- WHAT TO WORK ON -
Every entry below should be transcribed exactly; pictures stay out of the copy.

- Dataset excerpt -
-- Start --

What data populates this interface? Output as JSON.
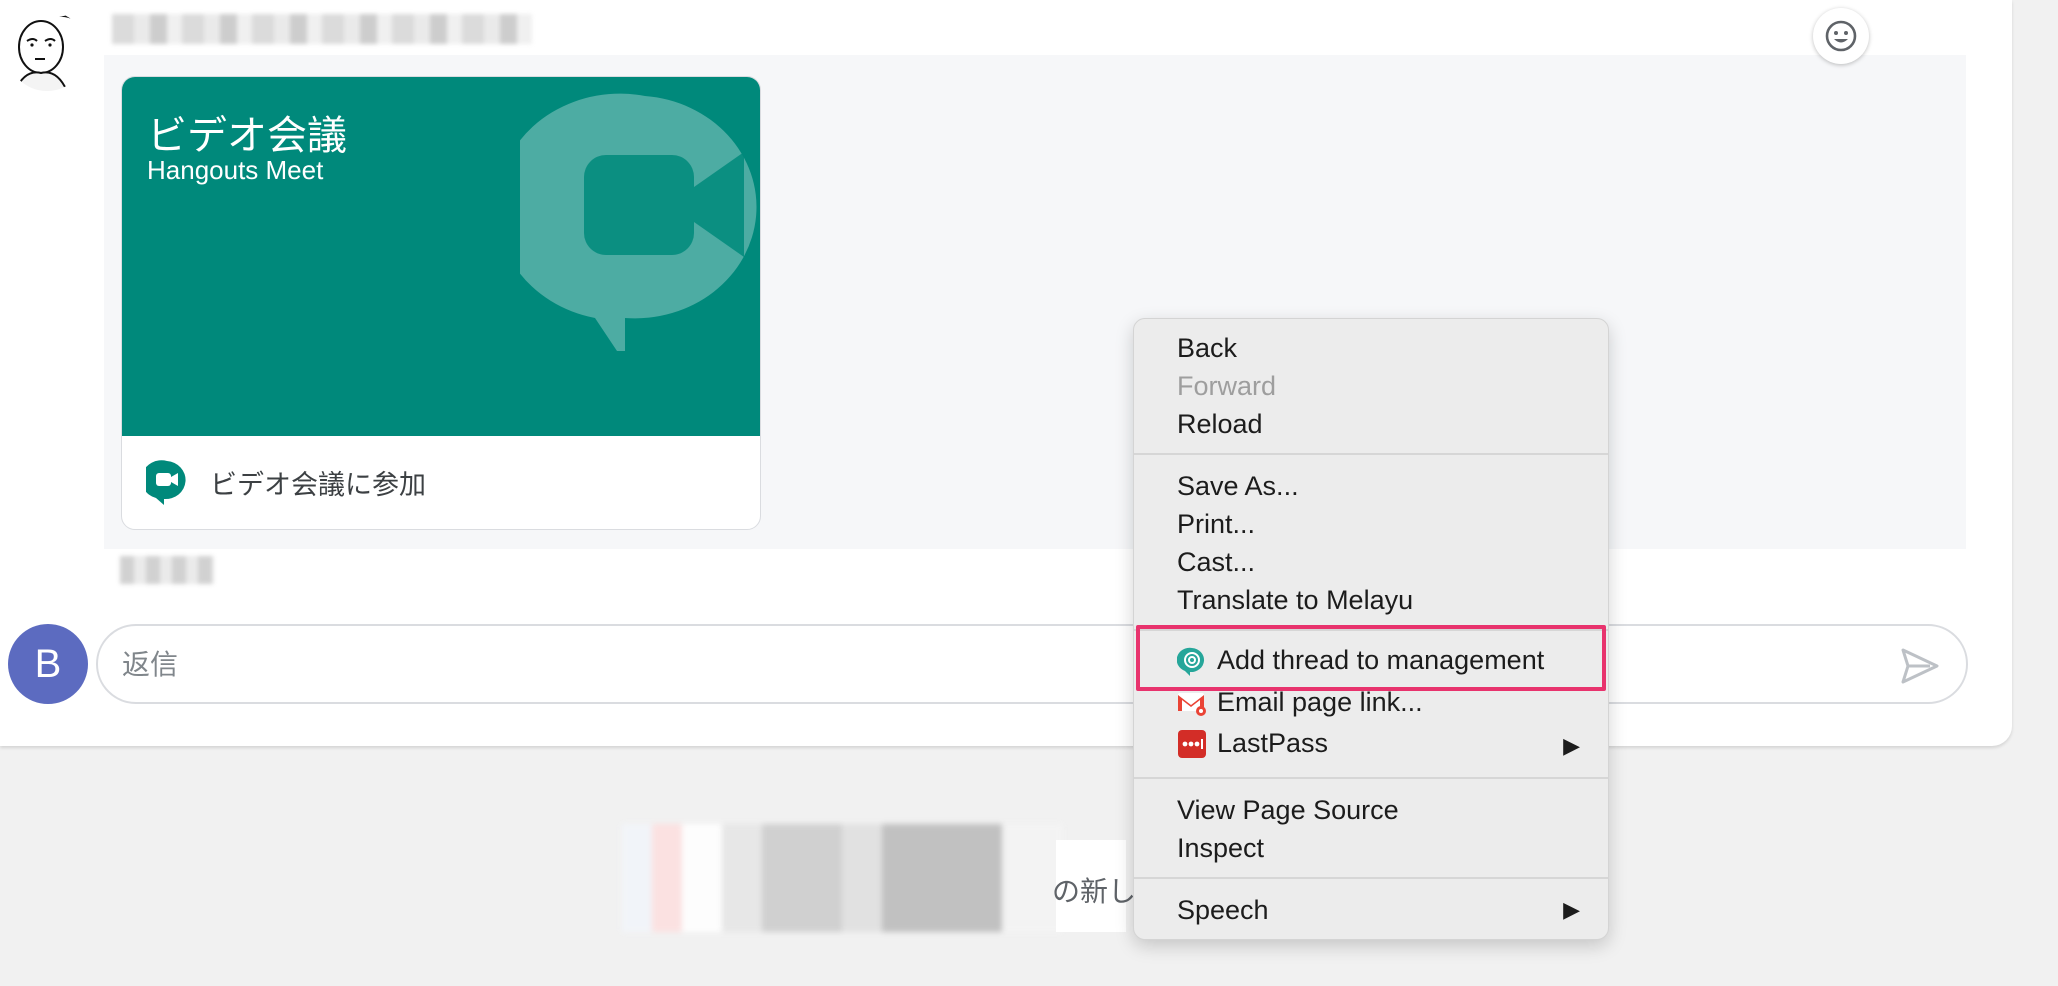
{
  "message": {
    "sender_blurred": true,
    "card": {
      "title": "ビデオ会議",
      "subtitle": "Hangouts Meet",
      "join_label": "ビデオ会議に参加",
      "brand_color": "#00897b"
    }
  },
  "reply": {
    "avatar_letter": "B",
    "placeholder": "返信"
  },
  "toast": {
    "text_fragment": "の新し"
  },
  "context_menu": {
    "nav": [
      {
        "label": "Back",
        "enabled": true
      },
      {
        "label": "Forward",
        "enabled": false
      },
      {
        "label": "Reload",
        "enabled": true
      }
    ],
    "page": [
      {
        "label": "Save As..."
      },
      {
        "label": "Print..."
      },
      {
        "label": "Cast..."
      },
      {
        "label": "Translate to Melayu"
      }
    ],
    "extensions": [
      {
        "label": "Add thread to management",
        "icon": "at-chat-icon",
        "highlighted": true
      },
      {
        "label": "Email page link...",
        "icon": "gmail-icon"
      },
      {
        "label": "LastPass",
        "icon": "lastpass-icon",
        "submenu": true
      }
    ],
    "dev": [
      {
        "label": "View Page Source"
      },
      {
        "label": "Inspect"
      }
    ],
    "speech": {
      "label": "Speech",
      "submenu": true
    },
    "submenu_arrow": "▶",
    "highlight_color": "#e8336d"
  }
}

-- End --

- WRITTEN SOLUTION -
What data populates this interface? Output as JSON.
{
  "message": {
    "sender_blurred": true,
    "card": {
      "title": "ビデオ会議",
      "subtitle": "Hangouts Meet",
      "join_label": "ビデオ会議に参加",
      "brand_color": "#00897b"
    }
  },
  "reply": {
    "avatar_letter": "B",
    "placeholder": "返信"
  },
  "toast": {
    "text_fragment": "の新し"
  },
  "context_menu": {
    "nav": [
      {
        "label": "Back",
        "enabled": true
      },
      {
        "label": "Forward",
        "enabled": false
      },
      {
        "label": "Reload",
        "enabled": true
      }
    ],
    "page": [
      {
        "label": "Save As..."
      },
      {
        "label": "Print..."
      },
      {
        "label": "Cast..."
      },
      {
        "label": "Translate to Melayu"
      }
    ],
    "extensions": [
      {
        "label": "Add thread to management",
        "icon": "at-chat-icon",
        "highlighted": true
      },
      {
        "label": "Email page link...",
        "icon": "gmail-icon"
      },
      {
        "label": "LastPass",
        "icon": "lastpass-icon",
        "submenu": true
      }
    ],
    "dev": [
      {
        "label": "View Page Source"
      },
      {
        "label": "Inspect"
      }
    ],
    "speech": {
      "label": "Speech",
      "submenu": true
    },
    "submenu_arrow": "▶",
    "highlight_color": "#e8336d"
  }
}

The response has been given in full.